What is needed is an exact transcription of every entry below.
::::::::
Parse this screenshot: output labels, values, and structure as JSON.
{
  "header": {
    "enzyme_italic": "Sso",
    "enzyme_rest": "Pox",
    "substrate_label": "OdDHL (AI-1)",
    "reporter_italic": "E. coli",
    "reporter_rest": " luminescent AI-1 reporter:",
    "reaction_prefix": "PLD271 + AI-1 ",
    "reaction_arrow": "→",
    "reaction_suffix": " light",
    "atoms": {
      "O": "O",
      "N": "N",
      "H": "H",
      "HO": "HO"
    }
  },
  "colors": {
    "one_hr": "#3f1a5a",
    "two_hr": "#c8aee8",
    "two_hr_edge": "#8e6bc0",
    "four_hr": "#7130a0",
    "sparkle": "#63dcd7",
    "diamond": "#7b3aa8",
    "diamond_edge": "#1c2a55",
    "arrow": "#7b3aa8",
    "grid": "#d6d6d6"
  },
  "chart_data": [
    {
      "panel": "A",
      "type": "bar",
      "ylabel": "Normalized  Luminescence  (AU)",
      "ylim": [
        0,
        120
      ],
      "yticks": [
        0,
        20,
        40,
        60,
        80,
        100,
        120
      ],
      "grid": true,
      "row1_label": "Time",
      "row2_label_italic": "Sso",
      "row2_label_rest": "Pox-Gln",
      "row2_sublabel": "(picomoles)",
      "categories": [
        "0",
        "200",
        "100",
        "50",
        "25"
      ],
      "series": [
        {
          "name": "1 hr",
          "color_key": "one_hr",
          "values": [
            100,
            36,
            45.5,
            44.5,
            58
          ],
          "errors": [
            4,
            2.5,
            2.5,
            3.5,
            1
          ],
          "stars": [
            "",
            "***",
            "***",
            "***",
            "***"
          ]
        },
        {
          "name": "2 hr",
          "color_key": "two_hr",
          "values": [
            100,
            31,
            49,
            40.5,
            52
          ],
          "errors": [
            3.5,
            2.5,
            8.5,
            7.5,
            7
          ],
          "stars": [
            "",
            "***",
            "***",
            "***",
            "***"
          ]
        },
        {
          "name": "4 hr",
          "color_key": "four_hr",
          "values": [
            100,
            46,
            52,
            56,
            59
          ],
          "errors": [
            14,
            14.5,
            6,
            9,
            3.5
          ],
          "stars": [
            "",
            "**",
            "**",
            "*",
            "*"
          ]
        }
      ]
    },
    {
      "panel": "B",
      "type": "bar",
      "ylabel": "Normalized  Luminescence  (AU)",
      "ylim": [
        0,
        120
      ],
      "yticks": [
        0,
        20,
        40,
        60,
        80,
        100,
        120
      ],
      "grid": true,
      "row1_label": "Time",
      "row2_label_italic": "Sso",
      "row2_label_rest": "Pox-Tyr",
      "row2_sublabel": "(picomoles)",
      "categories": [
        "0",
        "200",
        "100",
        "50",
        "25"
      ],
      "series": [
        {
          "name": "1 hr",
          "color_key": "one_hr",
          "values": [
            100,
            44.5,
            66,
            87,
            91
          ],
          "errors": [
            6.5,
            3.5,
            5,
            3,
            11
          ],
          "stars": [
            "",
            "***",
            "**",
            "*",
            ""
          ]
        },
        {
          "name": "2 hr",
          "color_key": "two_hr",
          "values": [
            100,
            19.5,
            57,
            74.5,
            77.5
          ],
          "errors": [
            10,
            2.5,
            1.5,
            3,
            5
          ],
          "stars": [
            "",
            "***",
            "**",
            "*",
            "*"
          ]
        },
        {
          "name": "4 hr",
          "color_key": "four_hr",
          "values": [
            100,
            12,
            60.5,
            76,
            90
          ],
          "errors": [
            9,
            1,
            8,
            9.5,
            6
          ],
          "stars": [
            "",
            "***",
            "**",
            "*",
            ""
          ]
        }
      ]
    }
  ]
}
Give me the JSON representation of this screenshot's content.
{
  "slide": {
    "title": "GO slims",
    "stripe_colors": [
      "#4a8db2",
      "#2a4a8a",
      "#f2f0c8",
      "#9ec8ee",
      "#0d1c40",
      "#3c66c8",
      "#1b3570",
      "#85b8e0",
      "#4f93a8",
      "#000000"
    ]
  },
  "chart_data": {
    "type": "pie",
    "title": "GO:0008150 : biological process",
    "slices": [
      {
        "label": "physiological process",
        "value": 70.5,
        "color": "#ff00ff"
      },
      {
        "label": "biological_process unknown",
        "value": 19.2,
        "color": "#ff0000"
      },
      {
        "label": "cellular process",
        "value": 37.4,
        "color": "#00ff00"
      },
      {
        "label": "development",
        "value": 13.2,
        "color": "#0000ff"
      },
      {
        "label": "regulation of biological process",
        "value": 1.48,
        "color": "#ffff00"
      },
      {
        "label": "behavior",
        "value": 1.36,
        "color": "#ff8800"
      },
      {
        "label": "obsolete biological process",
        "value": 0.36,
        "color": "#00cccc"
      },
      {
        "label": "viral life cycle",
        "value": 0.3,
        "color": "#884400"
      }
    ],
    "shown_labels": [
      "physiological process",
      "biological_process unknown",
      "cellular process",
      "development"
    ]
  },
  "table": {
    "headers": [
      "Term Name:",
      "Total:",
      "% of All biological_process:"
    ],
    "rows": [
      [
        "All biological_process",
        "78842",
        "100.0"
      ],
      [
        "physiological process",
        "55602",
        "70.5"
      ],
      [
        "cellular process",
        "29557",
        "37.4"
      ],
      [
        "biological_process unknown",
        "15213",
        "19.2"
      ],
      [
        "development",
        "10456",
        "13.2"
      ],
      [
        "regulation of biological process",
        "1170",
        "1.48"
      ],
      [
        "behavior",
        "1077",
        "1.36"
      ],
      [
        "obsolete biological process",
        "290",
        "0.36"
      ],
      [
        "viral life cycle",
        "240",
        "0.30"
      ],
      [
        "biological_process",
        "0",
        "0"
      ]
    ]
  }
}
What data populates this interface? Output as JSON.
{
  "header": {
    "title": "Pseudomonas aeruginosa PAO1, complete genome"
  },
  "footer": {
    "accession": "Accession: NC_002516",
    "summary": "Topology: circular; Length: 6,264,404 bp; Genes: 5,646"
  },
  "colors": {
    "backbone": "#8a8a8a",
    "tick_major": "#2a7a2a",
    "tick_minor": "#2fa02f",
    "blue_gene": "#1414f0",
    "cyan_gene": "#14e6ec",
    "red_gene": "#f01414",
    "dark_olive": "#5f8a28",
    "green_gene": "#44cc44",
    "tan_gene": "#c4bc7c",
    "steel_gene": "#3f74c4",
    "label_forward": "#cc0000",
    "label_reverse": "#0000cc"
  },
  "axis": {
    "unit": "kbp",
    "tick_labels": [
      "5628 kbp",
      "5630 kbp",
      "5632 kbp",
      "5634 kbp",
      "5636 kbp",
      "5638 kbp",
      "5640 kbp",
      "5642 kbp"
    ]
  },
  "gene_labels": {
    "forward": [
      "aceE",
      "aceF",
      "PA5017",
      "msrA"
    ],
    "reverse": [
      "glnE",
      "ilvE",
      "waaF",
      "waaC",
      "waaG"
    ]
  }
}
::::::::
— Reply —
Parse this screenshot: output labels, values, and structure as JSON.
{
  "header": {
    "enzyme_italic": "Sso",
    "enzyme_rest": "Pox",
    "substrate_label": "OdDHL (AI-1)",
    "reporter_italic": "E. coli",
    "reporter_rest": " luminescent AI-1 reporter:",
    "reaction_prefix": "PLD271 + AI-1 ",
    "reaction_arrow": "→",
    "reaction_suffix": " light",
    "atoms": {
      "O": "O",
      "N": "N",
      "H": "H",
      "HO": "HO"
    }
  },
  "colors": {
    "one_hr": "#3f1a5a",
    "two_hr": "#c8aee8",
    "two_hr_edge": "#8e6bc0",
    "four_hr": "#7130a0",
    "sparkle": "#63dcd7",
    "diamond": "#7b3aa8",
    "diamond_edge": "#1c2a55",
    "arrow": "#7b3aa8",
    "grid": "#d6d6d6"
  },
  "chart_data": [
    {
      "panel": "A",
      "type": "bar",
      "ylabel": "Normalized  Luminescence  (AU)",
      "ylim": [
        0,
        120
      ],
      "yticks": [
        0,
        20,
        40,
        60,
        80,
        100,
        120
      ],
      "grid": true,
      "row1_label": "Time",
      "row2_label_italic": "Sso",
      "row2_label_rest": "Pox-Gln",
      "row2_sublabel": "(picomoles)",
      "categories": [
        "0",
        "200",
        "100",
        "50",
        "25"
      ],
      "series": [
        {
          "name": "1 hr",
          "color_key": "one_hr",
          "values": [
            100,
            36,
            45.5,
            44.5,
            58
          ],
          "errors": [
            4,
            2.5,
            2.5,
            3.5,
            1
          ],
          "stars": [
            "",
            "***",
            "***",
            "***",
            "***"
          ]
        },
        {
          "name": "2 hr",
          "color_key": "two_hr",
          "values": [
            100,
            31,
            49,
            40.5,
            52
          ],
          "errors": [
            3.5,
            2.5,
            8.5,
            7.5,
            7
          ],
          "stars": [
            "",
            "***",
            "***",
            "***",
            "***"
          ]
        },
        {
          "name": "4 hr",
          "color_key": "four_hr",
          "values": [
            100,
            46,
            52,
            56,
            59
          ],
          "errors": [
            14,
            14.5,
            6,
            9,
            3.5
          ],
          "stars": [
            "",
            "**",
            "**",
            "*",
            "*"
          ]
        }
      ]
    },
    {
      "panel": "B",
      "type": "bar",
      "ylabel": "Normalized  Luminescence  (AU)",
      "ylim": [
        0,
        120
      ],
      "yticks": [
        0,
        20,
        40,
        60,
        80,
        100,
        120
      ],
      "grid": true,
      "row1_label": "Time",
      "row2_label_italic": "Sso",
      "row2_label_rest": "Pox-Tyr",
      "row2_sublabel": "(picomoles)",
      "categories": [
        "0",
        "200",
        "100",
        "50",
        "25"
      ],
      "series": [
        {
          "name": "1 hr",
          "color_key": "one_hr",
          "values": [
            100,
            44.5,
            66,
            87,
            91
          ],
          "errors": [
            6.5,
            3.5,
            5,
            3,
            11
          ],
          "stars": [
            "",
            "***",
            "**",
            "*",
            ""
          ]
        },
        {
          "name": "2 hr",
          "color_key": "two_hr",
          "values": [
            100,
            19.5,
            57,
            74.5,
            77.5
          ],
          "errors": [
            10,
            2.5,
            1.5,
            3,
            5
          ],
          "stars": [
            "",
            "***",
            "**",
            "*",
            "*"
          ]
        },
        {
          "name": "4 hr",
          "color_key": "four_hr",
          "values": [
            100,
            12,
            60.5,
            76,
            90
          ],
          "errors": [
            9,
            1,
            8,
            9.5,
            6
          ],
          "stars": [
            "",
            "***",
            "**",
            "*",
            ""
          ]
        }
      ]
    }
  ]
}
Give me the JSON representation of this screenshot's content.
{
  "slide": {
    "title": "GO slims",
    "stripe_colors": [
      "#4a8db2",
      "#2a4a8a",
      "#f2f0c8",
      "#9ec8ee",
      "#0d1c40",
      "#3c66c8",
      "#1b3570",
      "#85b8e0",
      "#4f93a8",
      "#000000"
    ]
  },
  "chart_data": {
    "type": "pie",
    "title": "GO:0008150 : biological process",
    "slices": [
      {
        "label": "physiological process",
        "value": 70.5,
        "color": "#ff00ff"
      },
      {
        "label": "biological_process unknown",
        "value": 19.2,
        "color": "#ff0000"
      },
      {
        "label": "cellular process",
        "value": 37.4,
        "color": "#00ff00"
      },
      {
        "label": "development",
        "value": 13.2,
        "color": "#0000ff"
      },
      {
        "label": "regulation of biological process",
        "value": 1.48,
        "color": "#ffff00"
      },
      {
        "label": "behavior",
        "value": 1.36,
        "color": "#ff8800"
      },
      {
        "label": "obsolete biological process",
        "value": 0.36,
        "color": "#00cccc"
      },
      {
        "label": "viral life cycle",
        "value": 0.3,
        "color": "#884400"
      }
    ],
    "shown_labels": [
      "physiological process",
      "biological_process unknown",
      "cellular process",
      "development"
    ]
  },
  "table": {
    "headers": [
      "Term Name:",
      "Total:",
      "% of All biological_process:"
    ],
    "rows": [
      [
        "All biological_process",
        "78842",
        "100.0"
      ],
      [
        "physiological process",
        "55602",
        "70.5"
      ],
      [
        "cellular process",
        "29557",
        "37.4"
      ],
      [
        "biological_process unknown",
        "15213",
        "19.2"
      ],
      [
        "development",
        "10456",
        "13.2"
      ],
      [
        "regulation of biological process",
        "1170",
        "1.48"
      ],
      [
        "behavior",
        "1077",
        "1.36"
      ],
      [
        "obsolete biological process",
        "290",
        "0.36"
      ],
      [
        "viral life cycle",
        "240",
        "0.30"
      ],
      [
        "biological_process",
        "0",
        "0"
      ]
    ]
  }
}
What data populates this interface? Output as JSON.
{
  "header": {
    "title": "Pseudomonas aeruginosa PAO1, complete genome"
  },
  "footer": {
    "accession": "Accession: NC_002516",
    "summary": "Topology: circular; Length: 6,264,404 bp; Genes: 5,646"
  },
  "colors": {
    "backbone": "#8a8a8a",
    "tick_major": "#2a7a2a",
    "tick_minor": "#2fa02f",
    "blue_gene": "#1414f0",
    "cyan_gene": "#14e6ec",
    "red_gene": "#f01414",
    "dark_olive": "#5f8a28",
    "green_gene": "#44cc44",
    "tan_gene": "#c4bc7c",
    "steel_gene": "#3f74c4",
    "label_forward": "#cc0000",
    "label_reverse": "#0000cc"
  },
  "axis": {
    "unit": "kbp",
    "tick_labels": [
      "5628 kbp",
      "5630 kbp",
      "5632 kbp",
      "5634 kbp",
      "5636 kbp",
      "5638 kbp",
      "5640 kbp",
      "5642 kbp"
    ]
  },
  "gene_labels": {
    "forward": [
      "aceE",
      "aceF",
      "PA5017",
      "msrA"
    ],
    "reverse": [
      "glnE",
      "ilvE",
      "waaF",
      "waaC",
      "waaG"
    ]
  }
}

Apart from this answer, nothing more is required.